Recorded data below:

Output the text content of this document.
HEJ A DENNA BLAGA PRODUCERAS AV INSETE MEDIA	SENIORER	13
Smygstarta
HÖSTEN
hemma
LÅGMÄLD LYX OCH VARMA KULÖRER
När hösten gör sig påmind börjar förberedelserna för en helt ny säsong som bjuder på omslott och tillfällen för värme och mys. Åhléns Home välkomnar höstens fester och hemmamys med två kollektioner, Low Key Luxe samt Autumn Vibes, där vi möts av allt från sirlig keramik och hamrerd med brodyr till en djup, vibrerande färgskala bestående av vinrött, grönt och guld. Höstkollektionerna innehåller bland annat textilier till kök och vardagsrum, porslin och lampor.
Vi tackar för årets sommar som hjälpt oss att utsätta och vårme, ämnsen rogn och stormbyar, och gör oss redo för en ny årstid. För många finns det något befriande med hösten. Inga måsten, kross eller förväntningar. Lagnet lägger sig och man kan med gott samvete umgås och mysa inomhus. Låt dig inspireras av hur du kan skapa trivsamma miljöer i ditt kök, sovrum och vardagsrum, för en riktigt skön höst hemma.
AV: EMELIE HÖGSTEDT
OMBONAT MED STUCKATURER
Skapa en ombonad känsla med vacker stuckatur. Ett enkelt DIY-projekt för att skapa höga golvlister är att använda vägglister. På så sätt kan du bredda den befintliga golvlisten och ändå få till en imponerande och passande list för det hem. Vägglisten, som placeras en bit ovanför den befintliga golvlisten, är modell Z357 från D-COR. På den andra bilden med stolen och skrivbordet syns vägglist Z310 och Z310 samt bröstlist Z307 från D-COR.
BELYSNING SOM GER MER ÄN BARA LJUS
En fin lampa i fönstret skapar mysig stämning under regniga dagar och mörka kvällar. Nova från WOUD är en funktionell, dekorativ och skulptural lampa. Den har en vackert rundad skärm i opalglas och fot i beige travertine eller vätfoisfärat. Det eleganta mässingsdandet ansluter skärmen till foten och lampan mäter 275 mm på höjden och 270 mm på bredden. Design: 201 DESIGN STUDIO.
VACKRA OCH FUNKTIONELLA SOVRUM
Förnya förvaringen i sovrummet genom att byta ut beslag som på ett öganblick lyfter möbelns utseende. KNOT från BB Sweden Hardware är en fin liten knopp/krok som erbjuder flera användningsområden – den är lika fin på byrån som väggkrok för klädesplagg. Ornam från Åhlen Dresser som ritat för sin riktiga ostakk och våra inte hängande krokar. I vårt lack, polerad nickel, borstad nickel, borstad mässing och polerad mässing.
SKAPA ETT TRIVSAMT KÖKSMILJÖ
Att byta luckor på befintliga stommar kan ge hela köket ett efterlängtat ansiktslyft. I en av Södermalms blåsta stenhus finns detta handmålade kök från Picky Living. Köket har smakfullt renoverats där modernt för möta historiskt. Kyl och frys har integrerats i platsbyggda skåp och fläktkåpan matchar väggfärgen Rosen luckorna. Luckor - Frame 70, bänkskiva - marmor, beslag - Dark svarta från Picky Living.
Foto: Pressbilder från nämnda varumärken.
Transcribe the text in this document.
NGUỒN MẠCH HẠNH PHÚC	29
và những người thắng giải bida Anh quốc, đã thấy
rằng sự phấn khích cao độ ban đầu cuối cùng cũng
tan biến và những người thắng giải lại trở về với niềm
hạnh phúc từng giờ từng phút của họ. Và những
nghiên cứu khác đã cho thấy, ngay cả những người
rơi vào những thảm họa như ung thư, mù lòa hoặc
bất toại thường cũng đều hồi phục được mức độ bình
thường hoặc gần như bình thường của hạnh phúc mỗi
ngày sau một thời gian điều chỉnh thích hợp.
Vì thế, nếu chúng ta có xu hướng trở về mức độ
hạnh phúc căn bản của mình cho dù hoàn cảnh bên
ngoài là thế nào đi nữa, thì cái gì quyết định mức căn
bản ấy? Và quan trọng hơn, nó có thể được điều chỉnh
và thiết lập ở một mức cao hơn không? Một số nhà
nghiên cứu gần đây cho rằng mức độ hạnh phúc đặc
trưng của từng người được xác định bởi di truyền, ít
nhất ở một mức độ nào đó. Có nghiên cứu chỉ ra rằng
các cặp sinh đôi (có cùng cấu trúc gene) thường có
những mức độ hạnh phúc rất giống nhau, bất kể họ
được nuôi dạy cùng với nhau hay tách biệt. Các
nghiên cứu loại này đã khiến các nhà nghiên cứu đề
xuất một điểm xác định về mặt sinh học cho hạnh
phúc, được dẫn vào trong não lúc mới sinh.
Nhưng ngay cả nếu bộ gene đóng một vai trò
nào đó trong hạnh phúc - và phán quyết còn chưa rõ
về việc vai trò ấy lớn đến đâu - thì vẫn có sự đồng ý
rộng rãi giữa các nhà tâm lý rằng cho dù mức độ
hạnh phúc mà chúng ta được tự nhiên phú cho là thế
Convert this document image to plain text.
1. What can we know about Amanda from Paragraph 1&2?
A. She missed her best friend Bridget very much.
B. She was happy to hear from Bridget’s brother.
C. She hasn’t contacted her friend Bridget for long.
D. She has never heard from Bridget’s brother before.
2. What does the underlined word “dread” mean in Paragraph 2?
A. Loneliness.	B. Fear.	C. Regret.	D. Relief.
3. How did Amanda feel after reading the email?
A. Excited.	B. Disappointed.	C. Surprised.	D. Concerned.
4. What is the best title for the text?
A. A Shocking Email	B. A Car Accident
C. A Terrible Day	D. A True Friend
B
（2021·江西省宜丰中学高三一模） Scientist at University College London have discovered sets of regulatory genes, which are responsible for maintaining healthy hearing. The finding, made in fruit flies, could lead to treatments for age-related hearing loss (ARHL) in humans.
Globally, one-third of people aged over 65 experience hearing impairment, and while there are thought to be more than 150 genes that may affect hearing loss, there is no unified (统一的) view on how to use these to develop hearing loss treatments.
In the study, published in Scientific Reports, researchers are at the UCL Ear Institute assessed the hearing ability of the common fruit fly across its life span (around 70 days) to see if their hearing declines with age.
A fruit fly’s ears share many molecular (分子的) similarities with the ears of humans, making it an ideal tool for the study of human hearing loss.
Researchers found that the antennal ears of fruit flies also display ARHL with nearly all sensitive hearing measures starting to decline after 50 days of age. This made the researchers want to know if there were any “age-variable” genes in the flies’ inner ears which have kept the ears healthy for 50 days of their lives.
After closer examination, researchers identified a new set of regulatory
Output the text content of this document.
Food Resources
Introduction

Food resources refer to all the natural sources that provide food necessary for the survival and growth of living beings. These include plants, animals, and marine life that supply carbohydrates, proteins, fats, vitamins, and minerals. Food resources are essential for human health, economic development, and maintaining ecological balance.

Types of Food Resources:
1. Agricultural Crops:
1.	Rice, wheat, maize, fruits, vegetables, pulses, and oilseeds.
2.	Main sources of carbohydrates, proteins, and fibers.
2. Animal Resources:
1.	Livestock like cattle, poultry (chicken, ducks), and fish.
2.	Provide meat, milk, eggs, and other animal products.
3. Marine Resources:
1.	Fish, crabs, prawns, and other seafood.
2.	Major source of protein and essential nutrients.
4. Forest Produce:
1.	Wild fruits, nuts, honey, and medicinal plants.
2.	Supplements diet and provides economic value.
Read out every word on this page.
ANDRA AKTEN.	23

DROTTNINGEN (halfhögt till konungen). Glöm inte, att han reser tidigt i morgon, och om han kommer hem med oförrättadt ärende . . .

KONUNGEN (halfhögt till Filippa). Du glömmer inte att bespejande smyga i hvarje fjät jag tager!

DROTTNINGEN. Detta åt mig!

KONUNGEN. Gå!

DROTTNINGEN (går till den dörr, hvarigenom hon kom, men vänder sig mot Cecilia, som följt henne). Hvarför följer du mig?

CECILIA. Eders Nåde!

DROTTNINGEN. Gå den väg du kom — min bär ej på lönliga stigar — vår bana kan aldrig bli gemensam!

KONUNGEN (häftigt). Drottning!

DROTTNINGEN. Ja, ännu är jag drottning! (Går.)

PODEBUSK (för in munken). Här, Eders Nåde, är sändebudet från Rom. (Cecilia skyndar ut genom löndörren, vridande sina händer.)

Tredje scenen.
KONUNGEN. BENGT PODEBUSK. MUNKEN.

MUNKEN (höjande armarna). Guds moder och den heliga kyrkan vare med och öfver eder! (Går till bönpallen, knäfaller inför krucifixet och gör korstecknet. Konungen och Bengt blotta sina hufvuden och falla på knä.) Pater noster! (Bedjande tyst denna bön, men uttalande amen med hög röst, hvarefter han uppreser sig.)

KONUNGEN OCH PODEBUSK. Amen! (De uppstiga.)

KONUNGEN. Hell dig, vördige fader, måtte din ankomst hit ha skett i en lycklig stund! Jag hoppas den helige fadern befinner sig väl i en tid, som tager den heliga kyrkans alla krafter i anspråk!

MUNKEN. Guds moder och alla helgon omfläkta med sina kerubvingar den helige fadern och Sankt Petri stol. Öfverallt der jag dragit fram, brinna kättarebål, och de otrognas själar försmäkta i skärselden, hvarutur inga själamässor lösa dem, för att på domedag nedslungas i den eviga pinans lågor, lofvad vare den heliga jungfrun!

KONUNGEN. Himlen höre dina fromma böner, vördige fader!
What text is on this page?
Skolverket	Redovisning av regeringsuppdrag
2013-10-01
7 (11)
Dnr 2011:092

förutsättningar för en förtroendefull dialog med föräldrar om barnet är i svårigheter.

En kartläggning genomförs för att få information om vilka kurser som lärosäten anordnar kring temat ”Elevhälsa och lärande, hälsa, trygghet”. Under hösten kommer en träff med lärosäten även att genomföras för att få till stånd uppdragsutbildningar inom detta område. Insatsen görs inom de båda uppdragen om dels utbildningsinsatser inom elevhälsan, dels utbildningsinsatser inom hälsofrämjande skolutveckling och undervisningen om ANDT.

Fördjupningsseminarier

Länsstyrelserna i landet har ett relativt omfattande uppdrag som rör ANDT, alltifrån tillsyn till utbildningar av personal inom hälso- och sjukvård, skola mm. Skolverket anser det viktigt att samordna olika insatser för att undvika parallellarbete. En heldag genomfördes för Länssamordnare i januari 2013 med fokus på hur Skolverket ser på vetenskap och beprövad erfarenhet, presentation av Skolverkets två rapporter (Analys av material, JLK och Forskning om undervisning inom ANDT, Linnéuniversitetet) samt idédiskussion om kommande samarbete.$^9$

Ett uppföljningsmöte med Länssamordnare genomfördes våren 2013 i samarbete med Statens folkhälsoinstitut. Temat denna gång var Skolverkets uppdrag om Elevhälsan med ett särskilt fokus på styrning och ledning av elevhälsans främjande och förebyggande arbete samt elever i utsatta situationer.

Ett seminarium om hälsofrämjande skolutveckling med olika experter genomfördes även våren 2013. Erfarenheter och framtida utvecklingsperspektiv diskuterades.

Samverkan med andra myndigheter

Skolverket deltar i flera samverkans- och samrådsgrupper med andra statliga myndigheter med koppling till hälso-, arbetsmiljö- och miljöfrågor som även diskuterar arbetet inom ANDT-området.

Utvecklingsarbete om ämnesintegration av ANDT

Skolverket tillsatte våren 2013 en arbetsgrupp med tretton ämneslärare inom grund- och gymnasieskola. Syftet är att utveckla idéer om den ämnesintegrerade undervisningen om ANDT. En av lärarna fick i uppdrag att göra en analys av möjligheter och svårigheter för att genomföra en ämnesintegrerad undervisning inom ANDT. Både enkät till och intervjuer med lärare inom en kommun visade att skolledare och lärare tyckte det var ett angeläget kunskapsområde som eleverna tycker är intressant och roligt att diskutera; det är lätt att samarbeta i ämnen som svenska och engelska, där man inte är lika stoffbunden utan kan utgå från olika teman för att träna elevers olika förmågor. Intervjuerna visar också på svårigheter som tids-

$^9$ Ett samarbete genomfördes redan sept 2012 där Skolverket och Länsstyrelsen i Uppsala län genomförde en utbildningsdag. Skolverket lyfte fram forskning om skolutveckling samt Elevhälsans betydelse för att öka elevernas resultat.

End of Recorded data.

*Exercise aim:* From the data above, copy out every line with the string "researchers" in it.

*Completed task:*
In the study, published in Scientific Reports, researchers are at the UCL Ear Institute assessed the hearing ability of the common fruit fly across its life span (around 70 days) to see if their hearing declines with age.
Researchers found that the antennal ears of fruit flies also display ARHL with nearly all sensitive hearing measures starting to decline after 50 days of age. This made the researchers want to know if there were any “age-variable” genes in the flies’ inner ears which have kept the ears healthy for 50 days of their lives.
After closer examination, researchers identified a new set of regulatory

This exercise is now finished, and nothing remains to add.